MATERIALS PROVIDED |
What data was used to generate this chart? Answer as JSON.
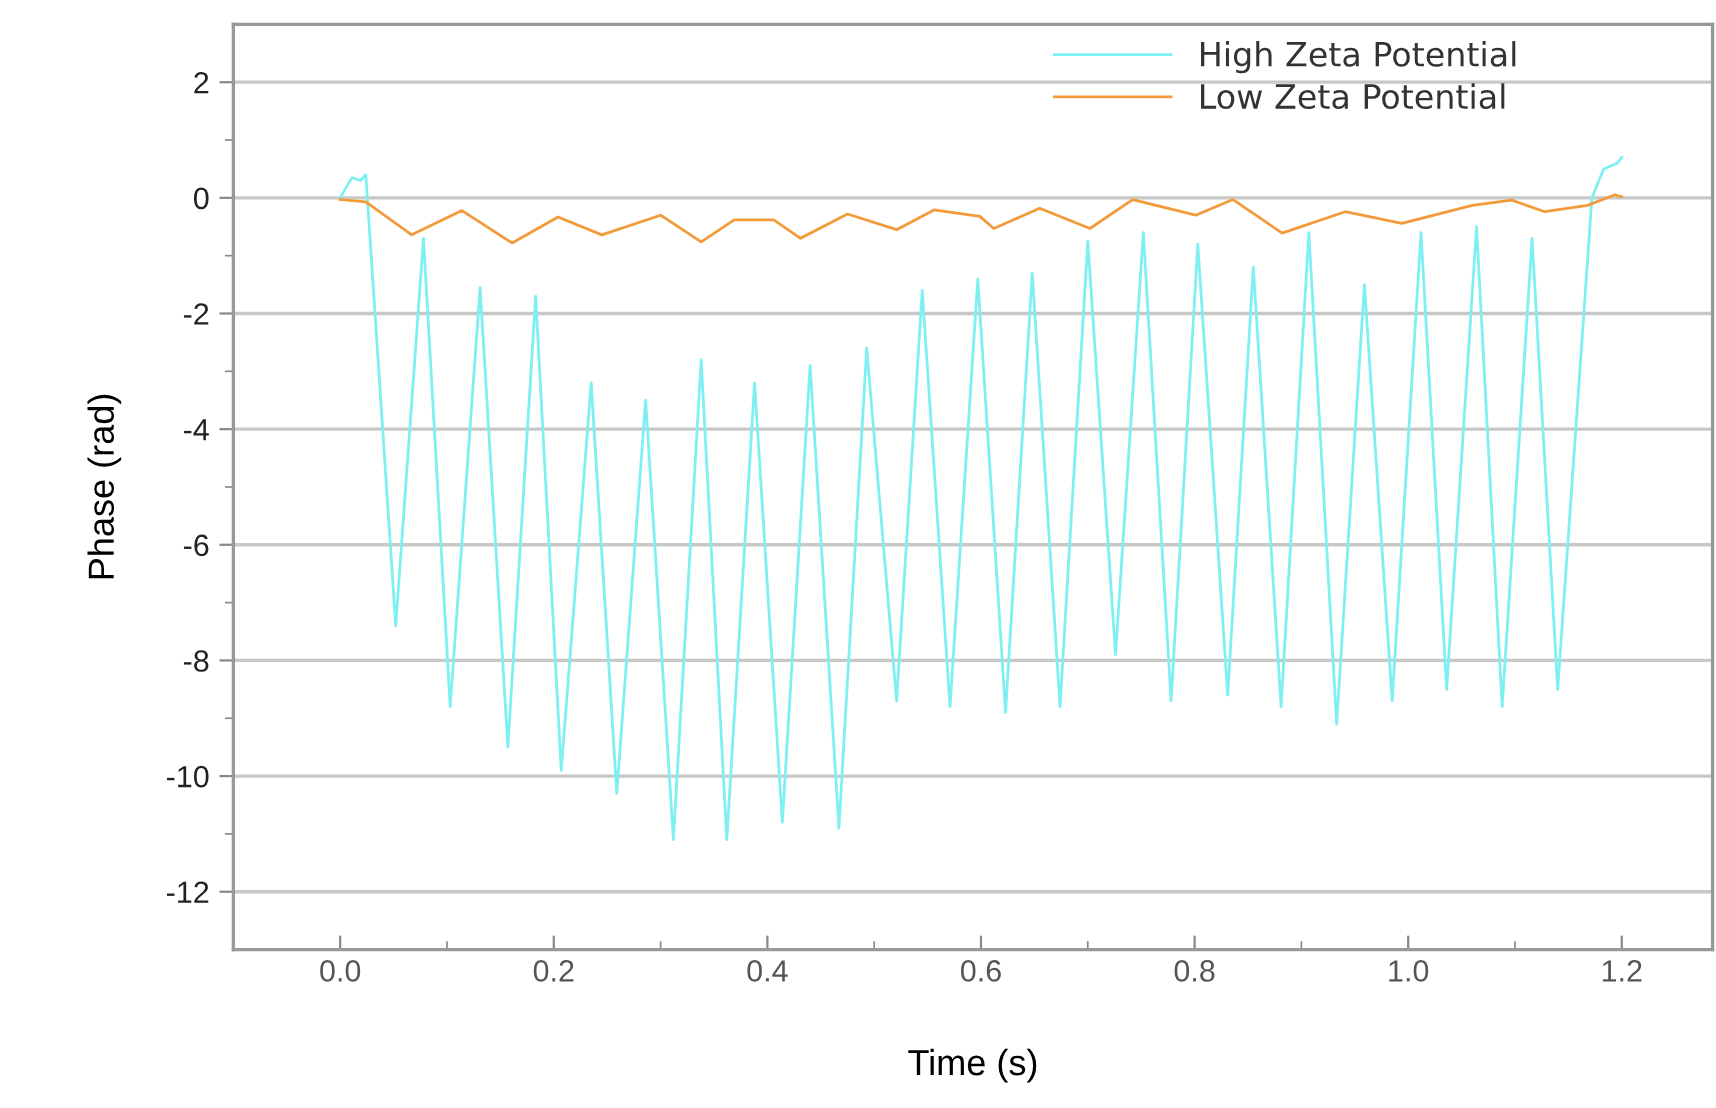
{
  "chart_data": {
    "type": "line",
    "xlabel": "Time (s)",
    "ylabel": "Phase (rad)",
    "xlim": [
      -0.1,
      1.285
    ],
    "ylim": [
      -13,
      3
    ],
    "xticks": [
      {
        "value": 0,
        "label": "0.0"
      },
      {
        "value": 0.2,
        "label": "0.2"
      },
      {
        "value": 0.4,
        "label": "0.4"
      },
      {
        "value": 0.6,
        "label": "0.6"
      },
      {
        "value": 0.8,
        "label": "0.8"
      },
      {
        "value": 1.0,
        "label": "1.0"
      },
      {
        "value": 1.2,
        "label": "1.2"
      },
      {
        "value": 0.1,
        "label": null
      },
      {
        "value": 0.3,
        "label": null
      },
      {
        "value": 0.5,
        "label": null
      },
      {
        "value": 0.7,
        "label": null
      },
      {
        "value": 0.9,
        "label": null
      },
      {
        "value": 1.1,
        "label": null
      }
    ],
    "yticks": [
      2,
      0,
      -2,
      -4,
      -6,
      -8,
      -10,
      -12,
      {
        "value": 1,
        "label": null
      },
      {
        "value": -1,
        "label": null
      },
      {
        "value": -3,
        "label": null
      },
      {
        "value": -5,
        "label": null
      },
      {
        "value": -7,
        "label": null
      },
      {
        "value": -9,
        "label": null
      },
      {
        "value": -11,
        "label": null
      }
    ],
    "grid": "y",
    "legend": "top right",
    "series": [
      {
        "name": "High Zeta Potential",
        "color": "#7ff0f2",
        "x": [
          0.0,
          0.011,
          0.019,
          0.024,
          0.052,
          0.078,
          0.103,
          0.131,
          0.157,
          0.183,
          0.207,
          0.235,
          0.259,
          0.286,
          0.312,
          0.338,
          0.362,
          0.388,
          0.414,
          0.44,
          0.467,
          0.493,
          0.521,
          0.545,
          0.571,
          0.597,
          0.623,
          0.648,
          0.674,
          0.7,
          0.726,
          0.752,
          0.778,
          0.803,
          0.831,
          0.855,
          0.881,
          0.907,
          0.933,
          0.959,
          0.985,
          1.012,
          1.036,
          1.064,
          1.088,
          1.116,
          1.14,
          1.172,
          1.183,
          1.196,
          1.2
        ],
        "values": [
          0.0,
          0.35,
          0.3,
          0.4,
          -7.4,
          -0.7,
          -8.8,
          -1.55,
          -9.5,
          -1.7,
          -9.9,
          -3.2,
          -10.3,
          -3.5,
          -11.1,
          -2.8,
          -11.1,
          -3.2,
          -10.8,
          -2.9,
          -10.9,
          -2.6,
          -8.7,
          -1.6,
          -8.8,
          -1.4,
          -8.9,
          -1.3,
          -8.8,
          -0.75,
          -7.9,
          -0.6,
          -8.7,
          -0.8,
          -8.6,
          -1.2,
          -8.8,
          -0.6,
          -9.1,
          -1.5,
          -8.7,
          -0.6,
          -8.5,
          -0.5,
          -8.8,
          -0.7,
          -8.5,
          0.0,
          0.5,
          0.6,
          0.7
        ]
      },
      {
        "name": "Low Zeta Potential",
        "color": "#f39a3a",
        "x": [
          0.0,
          0.024,
          0.067,
          0.114,
          0.161,
          0.204,
          0.245,
          0.3,
          0.338,
          0.369,
          0.406,
          0.431,
          0.475,
          0.521,
          0.556,
          0.599,
          0.612,
          0.655,
          0.702,
          0.742,
          0.801,
          0.836,
          0.882,
          0.941,
          0.994,
          1.06,
          1.097,
          1.128,
          1.168,
          1.193,
          1.2
        ],
        "values": [
          -0.03,
          -0.07,
          -0.64,
          -0.22,
          -0.78,
          -0.33,
          -0.64,
          -0.3,
          -0.76,
          -0.38,
          -0.38,
          -0.7,
          -0.28,
          -0.55,
          -0.21,
          -0.32,
          -0.53,
          -0.18,
          -0.53,
          -0.03,
          -0.3,
          -0.03,
          -0.61,
          -0.24,
          -0.44,
          -0.13,
          -0.04,
          -0.24,
          -0.13,
          0.05,
          0.02
        ]
      }
    ]
  }
}
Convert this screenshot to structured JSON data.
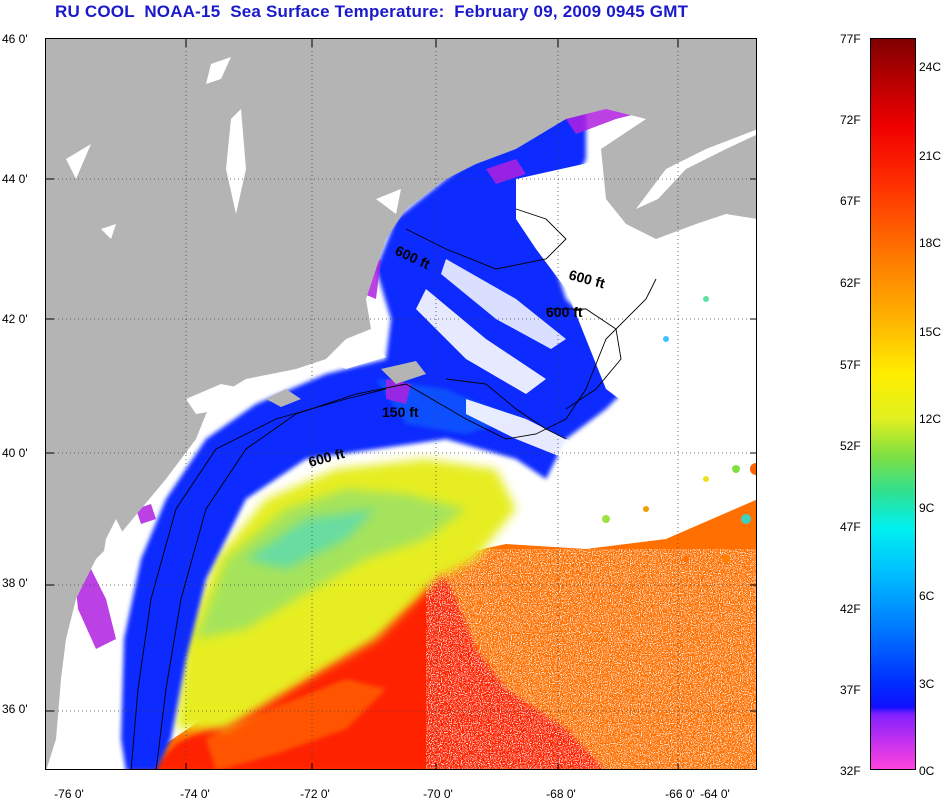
{
  "title": "RU COOL  NOAA-15  Sea Surface Temperature:  February 09, 2009 0945 GMT",
  "map": {
    "lat_labels": [
      "46 0'",
      "44 0'",
      "42 0'",
      "40 0'",
      "38 0'",
      "36 0'"
    ],
    "lon_labels": [
      "-76 0'",
      "-74 0'",
      "-72 0'",
      "-70 0'",
      "-68 0'",
      "-66 0'",
      "-64 0'"
    ],
    "contour_labels": [
      "600 ft",
      "600 ft",
      "600 ft",
      "150 ft",
      "600 ft"
    ],
    "colors": {
      "land": "#b4b4b4",
      "cloud": "#ffffff",
      "grid": "#444444"
    }
  },
  "colorbar": {
    "fahrenheit": [
      "77F",
      "72F",
      "67F",
      "62F",
      "57F",
      "52F",
      "47F",
      "42F",
      "37F",
      "32F"
    ],
    "celsius": [
      "24C",
      "21C",
      "18C",
      "15C",
      "12C",
      "9C",
      "6C",
      "3C",
      "0C"
    ]
  }
}
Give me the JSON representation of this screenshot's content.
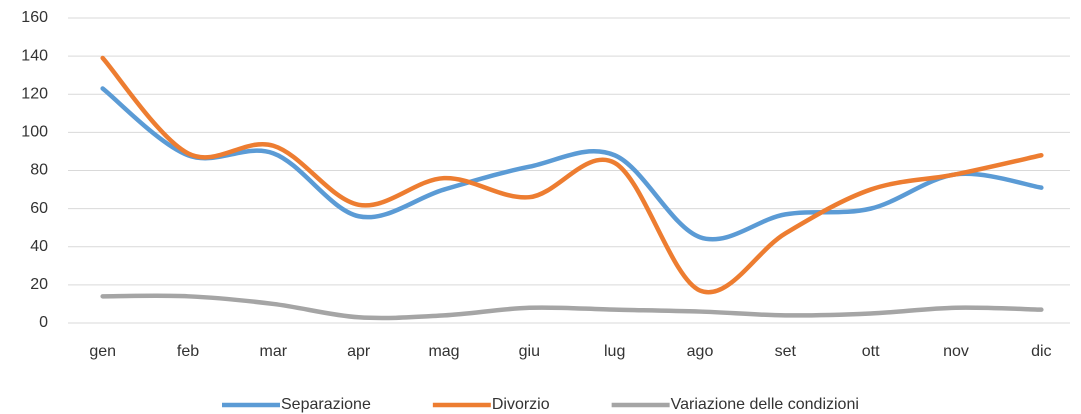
{
  "chart_data": {
    "type": "line",
    "categories": [
      "gen",
      "feb",
      "mar",
      "apr",
      "mag",
      "giu",
      "lug",
      "ago",
      "set",
      "ott",
      "nov",
      "dic"
    ],
    "series": [
      {
        "name": "Separazione",
        "color": "#5b9bd5",
        "values": [
          123,
          88,
          89,
          56,
          70,
          82,
          88,
          45,
          57,
          60,
          78,
          71
        ]
      },
      {
        "name": "Divorzio",
        "color": "#ed7d31",
        "values": [
          139,
          89,
          93,
          62,
          76,
          66,
          84,
          17,
          47,
          70,
          78,
          88
        ]
      },
      {
        "name": "Variazione delle condizioni",
        "color": "#a5a5a5",
        "values": [
          14,
          14,
          10,
          3,
          4,
          8,
          7,
          6,
          4,
          5,
          8,
          7
        ]
      }
    ],
    "ylim": [
      0,
      160
    ],
    "yticks": [
      0,
      20,
      40,
      60,
      80,
      100,
      120,
      140,
      160
    ],
    "grid": true,
    "legend": "bottom",
    "smooth": true
  }
}
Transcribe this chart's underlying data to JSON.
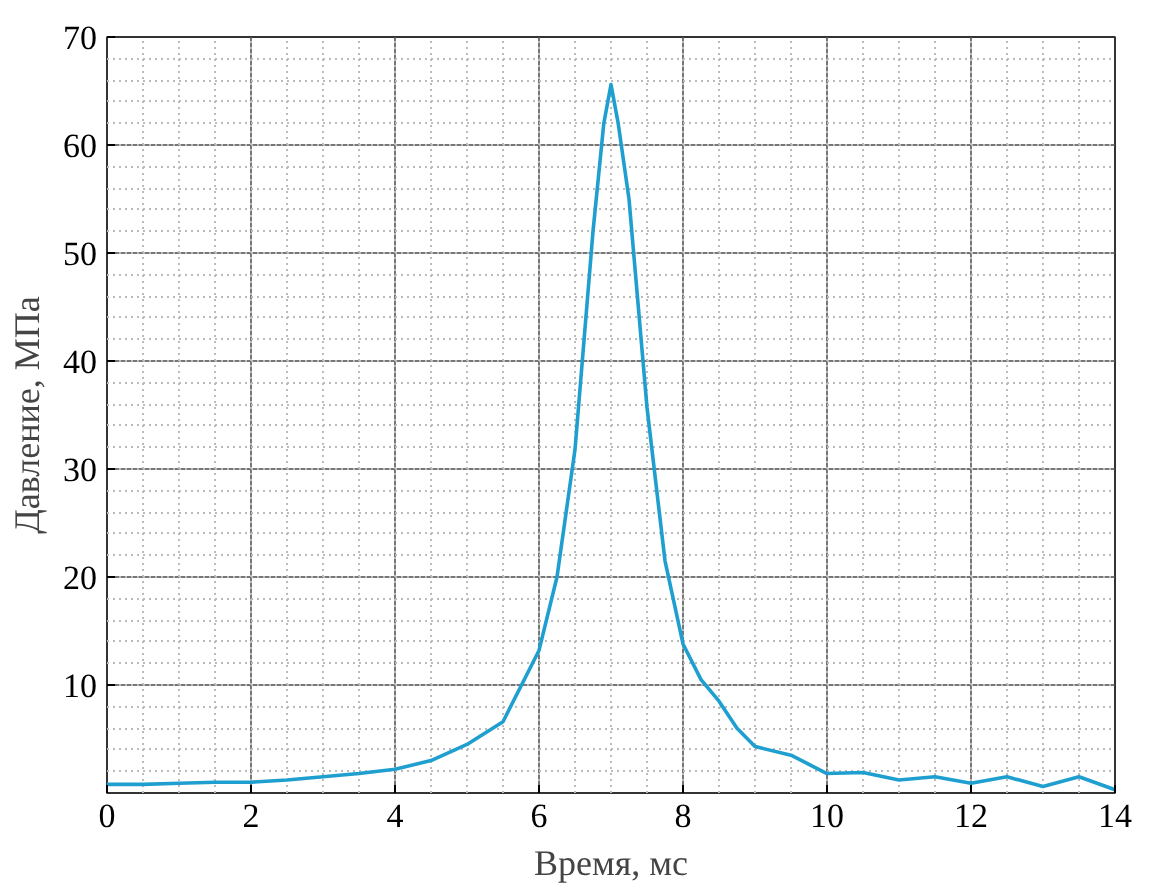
{
  "chart_data": {
    "type": "line",
    "xlabel": "Время, мс",
    "ylabel": "Давление, МПа",
    "xlim": [
      0,
      14
    ],
    "ylim": [
      0,
      70
    ],
    "xticks": [
      0,
      2,
      4,
      6,
      8,
      10,
      12,
      14
    ],
    "yticks": [
      10,
      20,
      30,
      40,
      50,
      60,
      70
    ],
    "grid": true,
    "marker": "none",
    "line_style": "solid",
    "series": [
      {
        "color": "#1f9fd0",
        "x": [
          0,
          0.5,
          1,
          1.5,
          2,
          2.5,
          3,
          3.5,
          4,
          4.5,
          5,
          5.5,
          6,
          6.25,
          6.5,
          6.75,
          6.9,
          7.0,
          7.1,
          7.25,
          7.5,
          7.75,
          8,
          8.25,
          8.5,
          8.75,
          9,
          9.5,
          10,
          10.5,
          11,
          11.5,
          12,
          12.5,
          13,
          13.5,
          14
        ],
        "values": [
          0.8,
          0.8,
          0.9,
          1.0,
          1.0,
          1.2,
          1.5,
          1.8,
          2.2,
          3.0,
          4.5,
          6.6,
          13.2,
          20,
          31.8,
          52,
          62,
          65.6,
          62,
          55,
          35.7,
          21.5,
          13.8,
          10.5,
          8.5,
          6,
          4.3,
          3.5,
          1.8,
          1.9,
          1.2,
          1.5,
          0.9,
          1.5,
          0.6,
          1.5,
          0.3
        ]
      }
    ]
  }
}
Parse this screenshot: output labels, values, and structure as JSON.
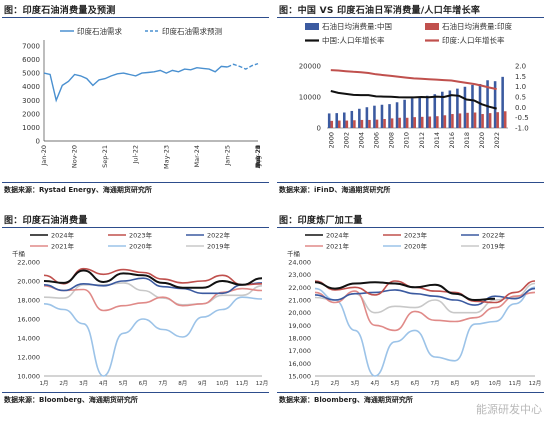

TASK OBJECTIVE |
Omit every picture, then repeat the remaining data exactly as it appears above.

EXERCISE ANSWER |
What data was used to generate this chart? Answer as JSON.
{
  "chart_data": {
    "type": "line",
    "xlabel": "Time (s)",
    "ylabel": "Phase (rad)",
    "xlim": [
      -0.1,
      1.285
    ],
    "ylim": [
      -13,
      3
    ],
    "xticks": [
      {
        "value": 0,
        "label": "0.0"
      },
      {
        "value": 0.2,
        "label": "0.2"
      },
      {
        "value": 0.4,
        "label": "0.4"
      },
      {
        "value": 0.6,
        "label": "0.6"
      },
      {
        "value": 0.8,
        "label": "0.8"
      },
      {
        "value": 1.0,
        "label": "1.0"
      },
      {
        "value": 1.2,
        "label": "1.2"
      },
      {
        "value": 0.1,
        "label": null
      },
      {
        "value": 0.3,
        "label": null
      },
      {
        "value": 0.5,
        "label": null
      },
      {
        "value": 0.7,
        "label": null
      },
      {
        "value": 0.9,
        "label": null
      },
      {
        "value": 1.1,
        "label": null
      }
    ],
    "yticks": [
      2,
      0,
      -2,
      -4,
      -6,
      -8,
      -10,
      -12,
      {
        "value": 1,
        "label": null
      },
      {
        "value": -1,
        "label": null
      },
      {
        "value": -3,
        "label": null
      },
      {
        "value": -5,
        "label": null
      },
      {
        "value": -7,
        "label": null
      },
      {
        "value": -9,
        "label": null
      },
      {
        "value": -11,
        "label": null
      }
    ],
    "grid": "y",
    "legend": "top right",
    "series": [
      {
        "name": "High Zeta Potential",
        "color": "#7ff0f2",
        "x": [
          0.0,
          0.011,
          0.019,
          0.024,
          0.052,
          0.078,
          0.103,
          0.131,
          0.157,
          0.183,
          0.207,
          0.235,
          0.259,
          0.286,
          0.312,
          0.338,
          0.362,
          0.388,
          0.414,
          0.44,
          0.467,
          0.493,
          0.521,
          0.545,
          0.571,
          0.597,
          0.623,
          0.648,
          0.674,
          0.7,
          0.726,
          0.752,
          0.778,
          0.803,
          0.831,
          0.855,
          0.881,
          0.907,
          0.933,
          0.959,
          0.985,
          1.012,
          1.036,
          1.064,
          1.088,
          1.116,
          1.14,
          1.172,
          1.183,
          1.196,
          1.2
        ],
        "values": [
          0.0,
          0.35,
          0.3,
          0.4,
          -7.4,
          -0.7,
          -8.8,
          -1.55,
          -9.5,
          -1.7,
          -9.9,
          -3.2,
          -10.3,
          -3.5,
          -11.1,
          -2.8,
          -11.1,
          -3.2,
          -10.8,
          -2.9,
          -10.9,
          -2.6,
          -8.7,
          -1.6,
          -8.8,
          -1.4,
          -8.9,
          -1.3,
          -8.8,
          -0.75,
          -7.9,
          -0.6,
          -8.7,
          -0.8,
          -8.6,
          -1.2,
          -8.8,
          -0.6,
          -9.1,
          -1.5,
          -8.7,
          -0.6,
          -8.5,
          -0.5,
          -8.8,
          -0.7,
          -8.5,
          0.0,
          0.5,
          0.6,
          0.7
        ]
      },
      {
        "name": "Low Zeta Potential",
        "color": "#f39a3a",
        "x": [
          0.0,
          0.024,
          0.067,
          0.114,
          0.161,
          0.204,
          0.245,
          0.3,
          0.338,
          0.369,
          0.406,
          0.431,
          0.475,
          0.521,
          0.556,
          0.599,
          0.612,
          0.655,
          0.702,
          0.742,
          0.801,
          0.836,
          0.882,
          0.941,
          0.994,
          1.06,
          1.097,
          1.128,
          1.168,
          1.193,
          1.2
        ],
        "values": [
          -0.03,
          -0.07,
          -0.64,
          -0.22,
          -0.78,
          -0.33,
          -0.64,
          -0.3,
          -0.76,
          -0.38,
          -0.38,
          -0.7,
          -0.28,
          -0.55,
          -0.21,
          -0.32,
          -0.53,
          -0.18,
          -0.53,
          -0.03,
          -0.3,
          -0.03,
          -0.61,
          -0.24,
          -0.44,
          -0.13,
          -0.04,
          -0.24,
          -0.13,
          0.05,
          0.02
        ]
      }
    ]
  }
}
Convert this screenshot to structured JSON data.
{
  "title": "RU COOL  NOAA-15  Sea Surface Temperature:  February 09, 2009 0945 GMT",
  "map": {
    "lat_labels": [
      "46 0'",
      "44 0'",
      "42 0'",
      "40 0'",
      "38 0'",
      "36 0'"
    ],
    "lon_labels": [
      "-76 0'",
      "-74 0'",
      "-72 0'",
      "-70 0'",
      "-68 0'",
      "-66 0'",
      "-64 0'"
    ],
    "contour_labels": [
      "600 ft",
      "600 ft",
      "600 ft",
      "150 ft",
      "600 ft"
    ],
    "colors": {
      "land": "#b4b4b4",
      "cloud": "#ffffff",
      "grid": "#444444"
    }
  },
  "colorbar": {
    "fahrenheit": [
      "77F",
      "72F",
      "67F",
      "62F",
      "57F",
      "52F",
      "47F",
      "42F",
      "37F",
      "32F"
    ],
    "celsius": [
      "24C",
      "21C",
      "18C",
      "15C",
      "12C",
      "9C",
      "6C",
      "3C",
      "0C"
    ]
  }
}
Give me the JSON representation of this screenshot's content.
{
  "chart_data": {
    "type": "line",
    "categories": [
      "gen",
      "feb",
      "mar",
      "apr",
      "mag",
      "giu",
      "lug",
      "ago",
      "set",
      "ott",
      "nov",
      "dic"
    ],
    "series": [
      {
        "name": "Separazione",
        "color": "#5b9bd5",
        "values": [
          123,
          88,
          89,
          56,
          70,
          82,
          88,
          45,
          57,
          60,
          78,
          71
        ]
      },
      {
        "name": "Divorzio",
        "color": "#ed7d31",
        "values": [
          139,
          89,
          93,
          62,
          76,
          66,
          84,
          17,
          47,
          70,
          78,
          88
        ]
      },
      {
        "name": "Variazione delle condizioni",
        "color": "#a5a5a5",
        "values": [
          14,
          14,
          10,
          3,
          4,
          8,
          7,
          6,
          4,
          5,
          8,
          7
        ]
      }
    ],
    "ylim": [
      0,
      160
    ],
    "yticks": [
      0,
      20,
      40,
      60,
      80,
      100,
      120,
      140,
      160
    ],
    "grid": true,
    "legend": "bottom",
    "smooth": true
  }
}
Transcribe this chart's underlying data to JSON.
{
  "chart_data": {
    "type": "line",
    "xlabel": "Время, мс",
    "ylabel": "Давление, МПа",
    "xlim": [
      0,
      14
    ],
    "ylim": [
      0,
      70
    ],
    "xticks": [
      0,
      2,
      4,
      6,
      8,
      10,
      12,
      14
    ],
    "yticks": [
      10,
      20,
      30,
      40,
      50,
      60,
      70
    ],
    "grid": true,
    "marker": "none",
    "line_style": "solid",
    "series": [
      {
        "color": "#1f9fd0",
        "x": [
          0,
          0.5,
          1,
          1.5,
          2,
          2.5,
          3,
          3.5,
          4,
          4.5,
          5,
          5.5,
          6,
          6.25,
          6.5,
          6.75,
          6.9,
          7.0,
          7.1,
          7.25,
          7.5,
          7.75,
          8,
          8.25,
          8.5,
          8.75,
          9,
          9.5,
          10,
          10.5,
          11,
          11.5,
          12,
          12.5,
          13,
          13.5,
          14
        ],
        "values": [
          0.8,
          0.8,
          0.9,
          1.0,
          1.0,
          1.2,
          1.5,
          1.8,
          2.2,
          3.0,
          4.5,
          6.6,
          13.2,
          20,
          31.8,
          52,
          62,
          65.6,
          62,
          55,
          35.7,
          21.5,
          13.8,
          10.5,
          8.5,
          6,
          4.3,
          3.5,
          1.8,
          1.9,
          1.2,
          1.5,
          0.9,
          1.5,
          0.6,
          1.5,
          0.3
        ]
      }
    ]
  }
}
Parse this screenshot: output labels, values, and structure as JSON.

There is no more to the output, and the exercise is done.